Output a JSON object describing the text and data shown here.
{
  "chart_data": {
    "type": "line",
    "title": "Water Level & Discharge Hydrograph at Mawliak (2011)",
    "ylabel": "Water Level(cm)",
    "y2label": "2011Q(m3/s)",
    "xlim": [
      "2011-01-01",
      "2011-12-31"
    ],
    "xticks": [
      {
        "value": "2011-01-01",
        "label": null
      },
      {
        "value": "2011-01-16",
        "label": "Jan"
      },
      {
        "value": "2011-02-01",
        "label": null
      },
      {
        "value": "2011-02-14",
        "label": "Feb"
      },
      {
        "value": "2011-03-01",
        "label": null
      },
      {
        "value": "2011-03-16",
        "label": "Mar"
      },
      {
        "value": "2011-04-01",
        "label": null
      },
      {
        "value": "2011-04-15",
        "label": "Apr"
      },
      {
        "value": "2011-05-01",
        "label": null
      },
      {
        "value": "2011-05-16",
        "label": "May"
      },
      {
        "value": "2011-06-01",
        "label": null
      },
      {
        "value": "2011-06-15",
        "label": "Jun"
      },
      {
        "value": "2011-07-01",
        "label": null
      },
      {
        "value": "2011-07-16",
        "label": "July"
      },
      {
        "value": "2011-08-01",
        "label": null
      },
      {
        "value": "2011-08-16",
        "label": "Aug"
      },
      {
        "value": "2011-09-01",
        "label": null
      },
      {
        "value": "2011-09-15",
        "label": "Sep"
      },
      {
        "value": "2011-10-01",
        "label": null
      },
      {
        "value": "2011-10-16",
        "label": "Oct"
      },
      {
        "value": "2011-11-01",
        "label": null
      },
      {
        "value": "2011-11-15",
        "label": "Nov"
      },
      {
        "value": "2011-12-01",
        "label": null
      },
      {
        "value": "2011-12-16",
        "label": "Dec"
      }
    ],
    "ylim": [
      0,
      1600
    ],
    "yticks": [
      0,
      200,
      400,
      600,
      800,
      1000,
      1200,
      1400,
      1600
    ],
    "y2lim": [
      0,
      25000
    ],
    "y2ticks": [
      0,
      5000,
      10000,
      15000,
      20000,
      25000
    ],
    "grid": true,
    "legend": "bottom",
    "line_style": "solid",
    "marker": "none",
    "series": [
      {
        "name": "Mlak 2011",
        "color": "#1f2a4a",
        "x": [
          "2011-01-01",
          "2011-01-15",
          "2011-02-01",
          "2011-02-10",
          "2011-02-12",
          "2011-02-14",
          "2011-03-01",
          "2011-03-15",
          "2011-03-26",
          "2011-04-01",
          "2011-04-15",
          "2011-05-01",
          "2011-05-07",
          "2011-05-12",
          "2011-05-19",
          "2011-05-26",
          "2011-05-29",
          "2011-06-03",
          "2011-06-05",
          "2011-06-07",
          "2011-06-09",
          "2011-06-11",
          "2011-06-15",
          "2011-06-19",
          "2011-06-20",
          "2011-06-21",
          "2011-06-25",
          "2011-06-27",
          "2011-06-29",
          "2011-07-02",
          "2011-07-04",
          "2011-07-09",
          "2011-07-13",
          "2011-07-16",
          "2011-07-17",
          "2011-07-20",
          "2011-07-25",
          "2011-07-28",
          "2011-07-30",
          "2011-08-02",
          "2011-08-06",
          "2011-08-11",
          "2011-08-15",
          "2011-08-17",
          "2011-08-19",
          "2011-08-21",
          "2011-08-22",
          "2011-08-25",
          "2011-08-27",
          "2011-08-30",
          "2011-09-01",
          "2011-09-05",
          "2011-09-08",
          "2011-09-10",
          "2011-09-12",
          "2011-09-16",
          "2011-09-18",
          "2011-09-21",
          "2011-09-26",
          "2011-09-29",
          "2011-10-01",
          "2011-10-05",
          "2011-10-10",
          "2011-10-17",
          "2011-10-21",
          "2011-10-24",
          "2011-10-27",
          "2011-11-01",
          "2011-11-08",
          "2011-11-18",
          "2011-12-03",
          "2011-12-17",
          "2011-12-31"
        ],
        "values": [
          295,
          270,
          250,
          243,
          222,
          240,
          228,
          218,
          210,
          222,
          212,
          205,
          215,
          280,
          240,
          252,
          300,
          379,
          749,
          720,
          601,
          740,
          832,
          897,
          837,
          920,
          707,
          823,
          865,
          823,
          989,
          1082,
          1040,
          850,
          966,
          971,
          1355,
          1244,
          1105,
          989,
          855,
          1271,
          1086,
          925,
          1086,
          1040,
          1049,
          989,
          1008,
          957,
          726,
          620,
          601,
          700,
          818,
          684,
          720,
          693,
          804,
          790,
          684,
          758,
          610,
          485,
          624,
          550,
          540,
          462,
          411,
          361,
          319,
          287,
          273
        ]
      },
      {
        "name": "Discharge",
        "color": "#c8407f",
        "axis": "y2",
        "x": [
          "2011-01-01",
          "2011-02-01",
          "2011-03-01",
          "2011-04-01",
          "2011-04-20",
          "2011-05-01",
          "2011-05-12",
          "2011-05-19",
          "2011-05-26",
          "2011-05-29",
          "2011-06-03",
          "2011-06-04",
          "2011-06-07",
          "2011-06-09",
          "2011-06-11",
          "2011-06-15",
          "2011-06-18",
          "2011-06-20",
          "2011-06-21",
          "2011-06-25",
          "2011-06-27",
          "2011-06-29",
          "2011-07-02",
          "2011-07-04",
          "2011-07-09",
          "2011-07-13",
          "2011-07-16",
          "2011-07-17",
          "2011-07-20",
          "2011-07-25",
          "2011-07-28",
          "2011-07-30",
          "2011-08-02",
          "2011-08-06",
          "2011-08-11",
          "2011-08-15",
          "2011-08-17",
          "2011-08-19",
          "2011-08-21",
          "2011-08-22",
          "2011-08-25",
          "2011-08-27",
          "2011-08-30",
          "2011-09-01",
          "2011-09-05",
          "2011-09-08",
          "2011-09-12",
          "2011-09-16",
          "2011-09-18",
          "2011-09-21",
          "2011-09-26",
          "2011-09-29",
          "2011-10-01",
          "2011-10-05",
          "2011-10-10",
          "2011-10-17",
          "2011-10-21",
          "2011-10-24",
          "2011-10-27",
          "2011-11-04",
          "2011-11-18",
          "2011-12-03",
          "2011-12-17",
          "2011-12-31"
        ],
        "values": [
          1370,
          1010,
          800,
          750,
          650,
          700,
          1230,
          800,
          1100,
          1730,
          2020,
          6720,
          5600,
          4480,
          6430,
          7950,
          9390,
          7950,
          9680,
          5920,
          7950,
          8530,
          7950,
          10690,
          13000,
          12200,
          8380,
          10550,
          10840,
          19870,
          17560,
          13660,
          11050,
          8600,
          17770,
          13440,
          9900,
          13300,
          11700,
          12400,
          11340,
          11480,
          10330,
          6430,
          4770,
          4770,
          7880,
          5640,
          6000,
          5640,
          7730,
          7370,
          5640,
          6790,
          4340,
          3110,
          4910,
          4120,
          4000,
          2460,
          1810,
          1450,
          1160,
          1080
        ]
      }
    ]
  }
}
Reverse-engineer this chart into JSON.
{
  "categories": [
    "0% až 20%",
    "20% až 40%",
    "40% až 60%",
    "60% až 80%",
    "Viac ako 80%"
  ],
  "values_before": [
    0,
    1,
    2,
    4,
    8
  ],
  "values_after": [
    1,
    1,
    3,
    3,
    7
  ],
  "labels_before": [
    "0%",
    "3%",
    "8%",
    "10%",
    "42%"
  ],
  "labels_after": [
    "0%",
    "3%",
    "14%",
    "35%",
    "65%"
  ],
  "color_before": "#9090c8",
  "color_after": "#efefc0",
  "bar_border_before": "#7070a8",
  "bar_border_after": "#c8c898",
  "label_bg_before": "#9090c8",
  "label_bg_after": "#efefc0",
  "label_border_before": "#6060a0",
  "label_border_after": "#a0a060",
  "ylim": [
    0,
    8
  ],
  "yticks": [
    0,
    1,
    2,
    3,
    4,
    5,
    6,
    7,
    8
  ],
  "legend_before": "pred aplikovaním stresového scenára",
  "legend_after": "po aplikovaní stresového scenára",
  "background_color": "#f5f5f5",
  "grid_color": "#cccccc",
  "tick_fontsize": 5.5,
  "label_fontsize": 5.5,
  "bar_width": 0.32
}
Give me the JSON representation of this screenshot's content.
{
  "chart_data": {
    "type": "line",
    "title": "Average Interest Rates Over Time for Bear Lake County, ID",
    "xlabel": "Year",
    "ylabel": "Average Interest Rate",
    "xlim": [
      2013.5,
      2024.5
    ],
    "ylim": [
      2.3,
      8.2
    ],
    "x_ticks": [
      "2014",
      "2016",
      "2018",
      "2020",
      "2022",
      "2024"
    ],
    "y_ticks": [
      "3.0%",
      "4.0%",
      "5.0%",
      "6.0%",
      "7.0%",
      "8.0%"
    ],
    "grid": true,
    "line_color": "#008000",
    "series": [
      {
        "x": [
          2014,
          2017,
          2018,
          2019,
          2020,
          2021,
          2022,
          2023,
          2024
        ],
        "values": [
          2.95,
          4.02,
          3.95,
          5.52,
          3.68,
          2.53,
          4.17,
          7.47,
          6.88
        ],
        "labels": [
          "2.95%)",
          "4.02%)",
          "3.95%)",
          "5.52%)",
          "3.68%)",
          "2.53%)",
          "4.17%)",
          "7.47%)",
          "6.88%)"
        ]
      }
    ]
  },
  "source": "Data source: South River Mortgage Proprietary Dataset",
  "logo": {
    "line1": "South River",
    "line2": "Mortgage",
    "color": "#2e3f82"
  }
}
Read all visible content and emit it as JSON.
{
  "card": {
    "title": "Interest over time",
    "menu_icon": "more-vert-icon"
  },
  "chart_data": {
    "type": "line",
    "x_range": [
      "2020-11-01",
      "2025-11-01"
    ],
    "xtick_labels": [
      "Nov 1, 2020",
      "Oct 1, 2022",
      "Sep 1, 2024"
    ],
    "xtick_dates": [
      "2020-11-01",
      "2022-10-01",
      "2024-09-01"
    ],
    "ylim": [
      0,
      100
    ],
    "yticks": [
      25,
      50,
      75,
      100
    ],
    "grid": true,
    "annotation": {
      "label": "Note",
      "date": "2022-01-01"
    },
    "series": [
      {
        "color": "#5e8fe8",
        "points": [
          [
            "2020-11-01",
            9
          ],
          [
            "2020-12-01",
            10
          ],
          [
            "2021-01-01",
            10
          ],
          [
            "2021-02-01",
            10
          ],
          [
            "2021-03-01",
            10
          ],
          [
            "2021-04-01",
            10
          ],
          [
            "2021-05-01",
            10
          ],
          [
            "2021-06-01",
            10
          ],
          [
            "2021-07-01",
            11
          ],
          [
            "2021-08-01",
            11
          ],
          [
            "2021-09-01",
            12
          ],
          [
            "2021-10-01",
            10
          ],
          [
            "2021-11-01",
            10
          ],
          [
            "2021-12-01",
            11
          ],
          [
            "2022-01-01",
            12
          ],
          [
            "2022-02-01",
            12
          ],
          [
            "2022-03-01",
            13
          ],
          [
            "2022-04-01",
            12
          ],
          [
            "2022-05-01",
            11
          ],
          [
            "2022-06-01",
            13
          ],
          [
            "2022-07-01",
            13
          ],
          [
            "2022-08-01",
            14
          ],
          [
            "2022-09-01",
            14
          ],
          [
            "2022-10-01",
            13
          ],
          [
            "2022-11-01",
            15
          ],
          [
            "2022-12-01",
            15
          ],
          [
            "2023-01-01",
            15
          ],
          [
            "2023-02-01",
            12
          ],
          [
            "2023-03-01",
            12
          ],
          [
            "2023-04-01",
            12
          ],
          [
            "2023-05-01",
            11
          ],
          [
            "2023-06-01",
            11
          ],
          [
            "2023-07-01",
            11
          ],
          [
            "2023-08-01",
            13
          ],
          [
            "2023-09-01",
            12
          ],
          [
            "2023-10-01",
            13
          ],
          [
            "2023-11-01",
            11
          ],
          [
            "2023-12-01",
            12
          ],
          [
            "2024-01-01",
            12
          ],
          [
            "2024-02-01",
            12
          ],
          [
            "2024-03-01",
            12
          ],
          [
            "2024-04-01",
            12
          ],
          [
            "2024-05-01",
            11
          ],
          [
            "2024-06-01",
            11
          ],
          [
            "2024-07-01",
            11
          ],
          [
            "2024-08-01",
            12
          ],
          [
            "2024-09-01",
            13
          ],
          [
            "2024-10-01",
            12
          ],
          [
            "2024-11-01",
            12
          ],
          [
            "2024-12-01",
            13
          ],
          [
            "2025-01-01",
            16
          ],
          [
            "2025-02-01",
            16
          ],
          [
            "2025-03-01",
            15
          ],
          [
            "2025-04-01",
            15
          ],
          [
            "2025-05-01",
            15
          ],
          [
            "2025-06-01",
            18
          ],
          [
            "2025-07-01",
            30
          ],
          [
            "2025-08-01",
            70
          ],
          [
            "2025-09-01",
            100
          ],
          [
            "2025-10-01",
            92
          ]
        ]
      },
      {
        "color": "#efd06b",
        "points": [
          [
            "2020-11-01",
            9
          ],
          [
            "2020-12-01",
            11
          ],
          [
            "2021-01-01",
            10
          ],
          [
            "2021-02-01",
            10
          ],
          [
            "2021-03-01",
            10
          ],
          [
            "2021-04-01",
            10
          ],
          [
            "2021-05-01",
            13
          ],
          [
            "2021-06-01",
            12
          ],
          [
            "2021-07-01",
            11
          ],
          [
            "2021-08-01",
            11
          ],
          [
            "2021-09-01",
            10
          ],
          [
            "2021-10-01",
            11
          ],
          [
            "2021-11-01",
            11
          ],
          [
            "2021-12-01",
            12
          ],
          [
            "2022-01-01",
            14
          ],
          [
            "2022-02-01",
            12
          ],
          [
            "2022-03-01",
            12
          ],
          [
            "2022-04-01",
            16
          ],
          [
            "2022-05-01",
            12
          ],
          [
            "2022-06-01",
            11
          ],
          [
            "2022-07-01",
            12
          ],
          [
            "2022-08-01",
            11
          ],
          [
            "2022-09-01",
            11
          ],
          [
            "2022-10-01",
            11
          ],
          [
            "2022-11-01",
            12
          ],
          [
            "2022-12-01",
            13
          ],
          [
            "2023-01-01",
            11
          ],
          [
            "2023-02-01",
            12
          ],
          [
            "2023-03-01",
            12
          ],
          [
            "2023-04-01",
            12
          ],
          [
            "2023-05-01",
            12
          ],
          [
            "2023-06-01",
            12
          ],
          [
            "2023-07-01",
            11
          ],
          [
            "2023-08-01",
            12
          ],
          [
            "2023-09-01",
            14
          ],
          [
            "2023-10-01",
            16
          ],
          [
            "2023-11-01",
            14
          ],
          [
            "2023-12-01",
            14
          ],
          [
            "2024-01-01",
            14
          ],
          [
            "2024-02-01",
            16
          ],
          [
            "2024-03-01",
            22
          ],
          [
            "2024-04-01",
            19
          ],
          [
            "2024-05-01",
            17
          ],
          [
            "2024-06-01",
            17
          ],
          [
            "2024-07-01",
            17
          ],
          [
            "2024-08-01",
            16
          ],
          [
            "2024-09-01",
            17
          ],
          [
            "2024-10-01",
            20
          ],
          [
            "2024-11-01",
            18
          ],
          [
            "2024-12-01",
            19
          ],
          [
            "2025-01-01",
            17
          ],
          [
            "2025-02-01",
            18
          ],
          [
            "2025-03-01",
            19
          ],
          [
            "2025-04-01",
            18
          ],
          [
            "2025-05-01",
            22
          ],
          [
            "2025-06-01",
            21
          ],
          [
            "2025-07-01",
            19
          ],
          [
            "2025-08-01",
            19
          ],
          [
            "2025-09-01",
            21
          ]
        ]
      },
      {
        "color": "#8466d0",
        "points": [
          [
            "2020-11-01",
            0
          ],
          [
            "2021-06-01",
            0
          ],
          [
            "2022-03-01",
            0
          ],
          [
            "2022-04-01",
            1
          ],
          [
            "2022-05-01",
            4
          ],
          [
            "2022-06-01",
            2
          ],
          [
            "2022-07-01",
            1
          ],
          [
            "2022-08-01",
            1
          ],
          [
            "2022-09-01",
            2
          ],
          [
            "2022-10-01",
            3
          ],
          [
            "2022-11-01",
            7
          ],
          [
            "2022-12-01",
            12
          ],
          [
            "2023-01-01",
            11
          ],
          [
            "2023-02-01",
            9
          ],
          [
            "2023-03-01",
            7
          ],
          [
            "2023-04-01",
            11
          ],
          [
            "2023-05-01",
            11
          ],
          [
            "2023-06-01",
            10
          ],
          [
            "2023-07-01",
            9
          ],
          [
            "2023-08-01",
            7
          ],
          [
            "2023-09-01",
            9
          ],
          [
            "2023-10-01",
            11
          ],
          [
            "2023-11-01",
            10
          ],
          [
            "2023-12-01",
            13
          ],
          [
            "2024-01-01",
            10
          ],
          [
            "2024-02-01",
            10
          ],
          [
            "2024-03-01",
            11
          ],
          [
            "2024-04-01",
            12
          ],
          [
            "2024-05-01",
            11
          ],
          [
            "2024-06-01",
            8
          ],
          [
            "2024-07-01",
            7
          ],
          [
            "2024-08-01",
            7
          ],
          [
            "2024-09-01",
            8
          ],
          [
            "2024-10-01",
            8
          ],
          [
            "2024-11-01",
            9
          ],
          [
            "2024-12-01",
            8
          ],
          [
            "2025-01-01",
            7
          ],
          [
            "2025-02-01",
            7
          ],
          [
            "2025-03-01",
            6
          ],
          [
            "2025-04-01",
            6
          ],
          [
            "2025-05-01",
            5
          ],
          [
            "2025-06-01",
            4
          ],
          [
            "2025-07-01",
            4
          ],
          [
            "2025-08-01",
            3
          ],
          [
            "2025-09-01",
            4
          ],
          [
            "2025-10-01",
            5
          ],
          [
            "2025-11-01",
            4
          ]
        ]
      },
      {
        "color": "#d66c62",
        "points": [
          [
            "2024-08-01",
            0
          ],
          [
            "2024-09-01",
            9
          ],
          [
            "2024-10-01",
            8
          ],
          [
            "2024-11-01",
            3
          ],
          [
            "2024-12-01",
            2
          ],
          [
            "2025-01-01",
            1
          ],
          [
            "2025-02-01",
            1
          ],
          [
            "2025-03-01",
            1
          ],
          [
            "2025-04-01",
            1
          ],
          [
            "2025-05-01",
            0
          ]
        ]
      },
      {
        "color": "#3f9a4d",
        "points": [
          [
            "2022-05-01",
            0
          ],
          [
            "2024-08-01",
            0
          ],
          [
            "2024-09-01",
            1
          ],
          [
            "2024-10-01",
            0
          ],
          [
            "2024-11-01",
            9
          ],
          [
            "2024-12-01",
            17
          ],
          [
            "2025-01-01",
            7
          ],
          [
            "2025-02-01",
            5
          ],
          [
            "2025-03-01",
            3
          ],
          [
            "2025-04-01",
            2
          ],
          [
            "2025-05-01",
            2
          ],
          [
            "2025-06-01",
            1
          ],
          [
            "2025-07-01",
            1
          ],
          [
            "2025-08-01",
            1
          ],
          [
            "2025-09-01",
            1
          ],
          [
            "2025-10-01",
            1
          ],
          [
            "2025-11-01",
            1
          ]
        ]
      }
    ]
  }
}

----

Task to complete:
Pull out all lines in the data above that include "scenára".

Written solution:
  "legend_before": "pred aplikovaním stresového scenára",
  "legend_after": "po aplikovaní stresového scenára",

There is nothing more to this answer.